AIM
Write every record out again exactly as given.

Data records
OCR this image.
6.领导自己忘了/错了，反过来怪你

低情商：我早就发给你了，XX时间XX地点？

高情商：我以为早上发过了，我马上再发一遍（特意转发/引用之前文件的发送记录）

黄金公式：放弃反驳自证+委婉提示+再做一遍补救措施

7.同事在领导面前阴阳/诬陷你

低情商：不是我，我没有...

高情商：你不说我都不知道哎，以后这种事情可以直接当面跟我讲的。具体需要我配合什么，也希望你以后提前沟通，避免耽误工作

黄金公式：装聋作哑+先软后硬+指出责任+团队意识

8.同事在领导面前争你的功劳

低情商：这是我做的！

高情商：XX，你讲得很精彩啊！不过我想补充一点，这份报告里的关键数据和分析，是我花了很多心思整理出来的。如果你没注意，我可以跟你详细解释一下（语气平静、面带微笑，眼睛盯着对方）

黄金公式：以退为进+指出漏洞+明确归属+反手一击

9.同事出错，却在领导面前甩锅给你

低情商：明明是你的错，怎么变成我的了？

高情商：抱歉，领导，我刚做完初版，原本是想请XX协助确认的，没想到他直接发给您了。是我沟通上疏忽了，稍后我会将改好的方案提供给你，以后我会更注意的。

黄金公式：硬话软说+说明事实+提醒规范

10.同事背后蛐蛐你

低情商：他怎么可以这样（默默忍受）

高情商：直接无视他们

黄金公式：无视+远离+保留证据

WRITTEN ANSWER
OCR this image.
6.领导自己忘了/错了，反过来怪你

低情商：我早就发给你了，XX时间XX地点？

高情商：我以为早上发过了，我马上再发一遍（特意转发/引用之前文件的发送记录）

黄金公式：放弃反驳自证+委婉提示+再做一遍补救措施

7.同事在领导面前阴阳/诬陷你

低情商：不是我，我没有...

高情商：你不说我都不知道哎，以后这种事情可以直接当面跟我讲的。具体需要我配合什么，也希望你以后提前沟通，避免耽误工作

黄金公式：装聋作哑+先软后硬+指出责任+团队意识

8.同事在领导面前争你的功劳

低情商：这是我做的！

高情商：XX，你讲得很精彩啊！不过我想补充一点，这份报告里的关键数据和分析，是我花了很多心思整理出来的。如果你没注意，我可以跟你详细解释一下（语气平静、面带微笑，眼睛盯着对方）

黄金公式：以退为进+指出漏洞+明确归属+反手一击

9.同事出错，却在领导面前甩锅给你

低情商：明明是你的错，怎么变成我的了？

高情商：抱歉，领导，我刚做完初版，原本是想请XX协助确认的，没想到他直接发给您了。是我沟通上疏忽了，稍后我会将改好的方案提供给你，以后我会更注意的。

黄金公式：硬话软说+说明事实+提醒规范

10.同事背后蛐蛐你

低情商：他怎么可以这样（默默忍受）

高情商：直接无视他们

黄金公式：无视+远离+保留证据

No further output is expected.